* Data for this exercise:
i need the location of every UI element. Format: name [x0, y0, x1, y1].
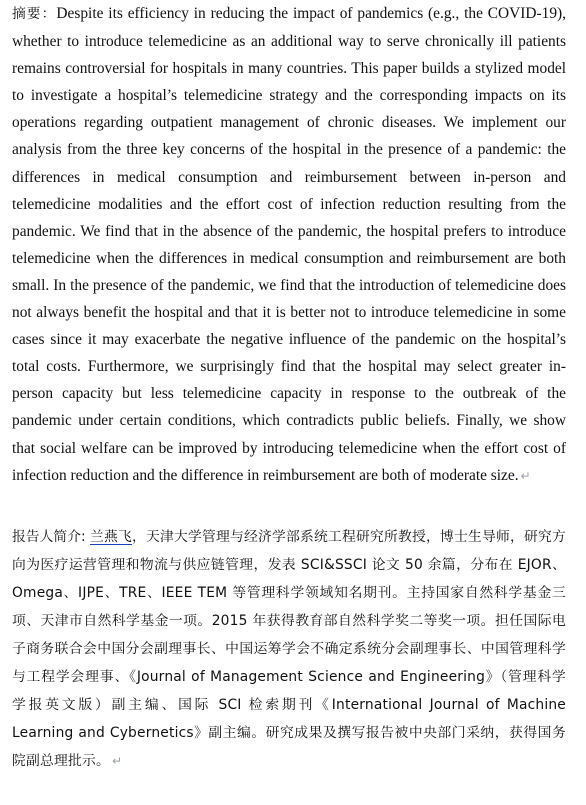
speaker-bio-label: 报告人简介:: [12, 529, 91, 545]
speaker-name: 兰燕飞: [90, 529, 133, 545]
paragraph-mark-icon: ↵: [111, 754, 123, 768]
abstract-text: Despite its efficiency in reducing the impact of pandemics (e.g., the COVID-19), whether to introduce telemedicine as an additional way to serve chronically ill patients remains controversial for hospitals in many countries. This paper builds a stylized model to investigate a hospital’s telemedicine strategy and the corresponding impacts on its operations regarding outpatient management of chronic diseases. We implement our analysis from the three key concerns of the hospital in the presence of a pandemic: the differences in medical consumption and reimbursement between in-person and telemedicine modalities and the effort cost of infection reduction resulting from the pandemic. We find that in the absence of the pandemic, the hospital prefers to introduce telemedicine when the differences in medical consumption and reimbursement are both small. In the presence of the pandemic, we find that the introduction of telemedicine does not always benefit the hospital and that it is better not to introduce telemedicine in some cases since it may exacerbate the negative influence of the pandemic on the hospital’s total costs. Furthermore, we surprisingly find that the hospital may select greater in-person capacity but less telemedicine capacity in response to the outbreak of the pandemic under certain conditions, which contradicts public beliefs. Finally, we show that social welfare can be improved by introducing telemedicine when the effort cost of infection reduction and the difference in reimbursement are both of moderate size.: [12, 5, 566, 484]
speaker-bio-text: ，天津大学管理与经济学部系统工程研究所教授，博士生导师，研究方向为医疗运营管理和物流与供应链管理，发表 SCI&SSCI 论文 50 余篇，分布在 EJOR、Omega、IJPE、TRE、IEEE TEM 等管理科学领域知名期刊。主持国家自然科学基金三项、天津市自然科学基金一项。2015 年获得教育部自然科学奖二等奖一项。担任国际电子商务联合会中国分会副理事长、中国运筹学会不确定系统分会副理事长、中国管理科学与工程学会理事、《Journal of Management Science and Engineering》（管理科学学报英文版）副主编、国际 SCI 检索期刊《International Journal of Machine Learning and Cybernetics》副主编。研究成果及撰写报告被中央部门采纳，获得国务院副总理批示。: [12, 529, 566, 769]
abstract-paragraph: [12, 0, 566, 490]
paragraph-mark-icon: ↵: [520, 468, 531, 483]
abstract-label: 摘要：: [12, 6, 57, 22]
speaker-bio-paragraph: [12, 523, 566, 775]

...

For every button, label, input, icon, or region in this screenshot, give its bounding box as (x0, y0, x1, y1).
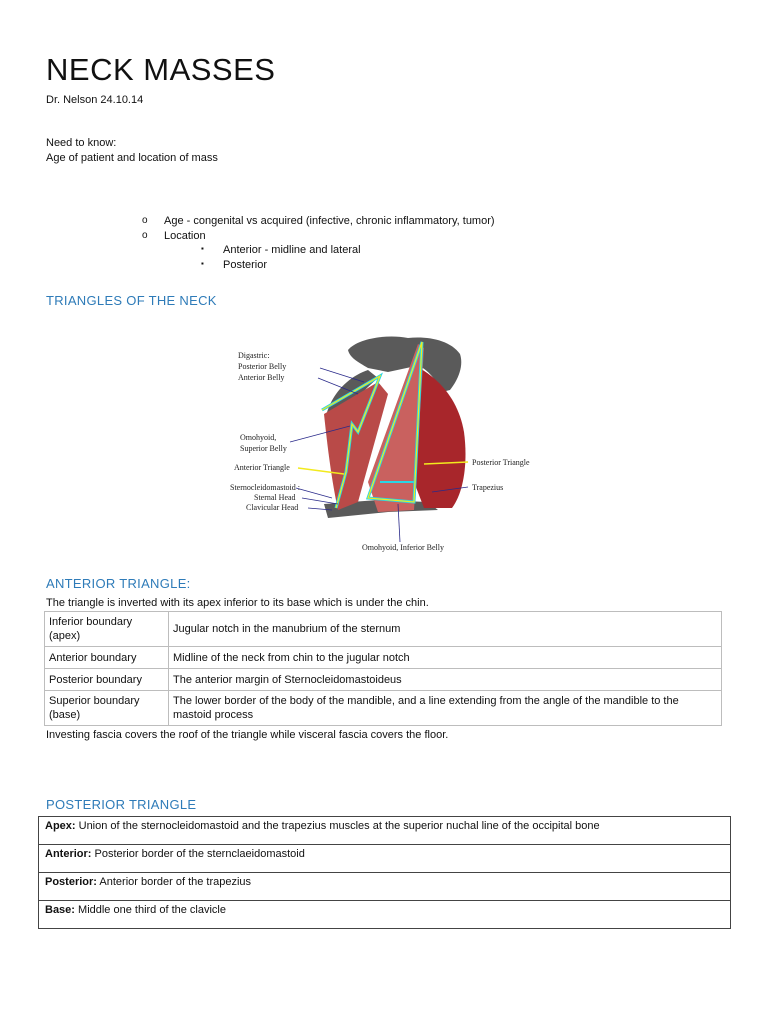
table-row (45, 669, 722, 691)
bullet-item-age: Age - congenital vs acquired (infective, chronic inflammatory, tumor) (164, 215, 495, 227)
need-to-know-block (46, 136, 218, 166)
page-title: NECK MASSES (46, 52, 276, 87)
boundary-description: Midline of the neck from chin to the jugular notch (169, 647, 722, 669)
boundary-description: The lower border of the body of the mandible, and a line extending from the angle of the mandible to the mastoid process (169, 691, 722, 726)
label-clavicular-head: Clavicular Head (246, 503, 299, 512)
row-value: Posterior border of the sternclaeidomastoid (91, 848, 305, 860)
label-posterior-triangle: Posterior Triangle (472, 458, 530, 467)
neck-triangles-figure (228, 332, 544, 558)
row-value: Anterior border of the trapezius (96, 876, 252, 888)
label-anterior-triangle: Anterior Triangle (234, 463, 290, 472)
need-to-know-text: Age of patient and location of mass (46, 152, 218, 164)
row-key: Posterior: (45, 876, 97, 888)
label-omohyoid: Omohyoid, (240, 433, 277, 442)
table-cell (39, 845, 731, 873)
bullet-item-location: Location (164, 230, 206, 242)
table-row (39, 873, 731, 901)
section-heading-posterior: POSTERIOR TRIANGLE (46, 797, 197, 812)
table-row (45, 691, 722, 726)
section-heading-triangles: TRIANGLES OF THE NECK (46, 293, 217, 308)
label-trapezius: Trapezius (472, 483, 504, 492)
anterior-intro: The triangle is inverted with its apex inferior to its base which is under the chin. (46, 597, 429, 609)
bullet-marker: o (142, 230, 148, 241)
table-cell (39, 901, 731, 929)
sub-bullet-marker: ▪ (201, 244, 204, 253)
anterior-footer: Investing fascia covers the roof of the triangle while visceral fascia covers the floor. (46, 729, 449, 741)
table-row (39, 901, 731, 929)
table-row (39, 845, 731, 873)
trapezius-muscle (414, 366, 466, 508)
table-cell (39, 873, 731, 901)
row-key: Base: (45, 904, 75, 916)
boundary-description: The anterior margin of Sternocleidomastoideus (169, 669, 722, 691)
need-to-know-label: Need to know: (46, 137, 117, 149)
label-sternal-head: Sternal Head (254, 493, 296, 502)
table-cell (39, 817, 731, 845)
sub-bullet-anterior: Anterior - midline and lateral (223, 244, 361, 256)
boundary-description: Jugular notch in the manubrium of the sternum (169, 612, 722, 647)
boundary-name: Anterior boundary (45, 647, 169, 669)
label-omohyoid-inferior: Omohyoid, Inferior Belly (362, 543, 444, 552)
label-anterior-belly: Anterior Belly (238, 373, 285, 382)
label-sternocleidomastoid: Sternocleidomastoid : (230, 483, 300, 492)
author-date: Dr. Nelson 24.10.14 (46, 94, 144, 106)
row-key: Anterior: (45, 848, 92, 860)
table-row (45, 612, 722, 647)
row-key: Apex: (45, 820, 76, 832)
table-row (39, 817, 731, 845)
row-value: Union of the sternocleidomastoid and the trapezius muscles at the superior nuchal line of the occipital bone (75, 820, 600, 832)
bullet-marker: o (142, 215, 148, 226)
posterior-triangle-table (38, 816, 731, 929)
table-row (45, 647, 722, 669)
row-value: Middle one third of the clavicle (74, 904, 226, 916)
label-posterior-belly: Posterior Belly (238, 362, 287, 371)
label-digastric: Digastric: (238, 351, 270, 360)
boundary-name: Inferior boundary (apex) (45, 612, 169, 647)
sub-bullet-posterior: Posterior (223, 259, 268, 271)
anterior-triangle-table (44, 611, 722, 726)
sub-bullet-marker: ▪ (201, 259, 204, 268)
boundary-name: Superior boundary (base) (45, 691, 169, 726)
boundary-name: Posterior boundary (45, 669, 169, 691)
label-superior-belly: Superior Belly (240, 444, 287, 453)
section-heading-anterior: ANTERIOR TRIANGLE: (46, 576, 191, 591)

* Problem to solve: The answer should consist of every line above in which "Belly" appears.

* Completed task:
label-omohyoid-inferior: Omohyoid, Inferior Belly (362, 543, 444, 552)
label-anterior-belly: Anterior Belly (238, 373, 285, 382)
label-posterior-belly: Posterior Belly (238, 362, 287, 371)
label-superior-belly: Superior Belly (240, 444, 287, 453)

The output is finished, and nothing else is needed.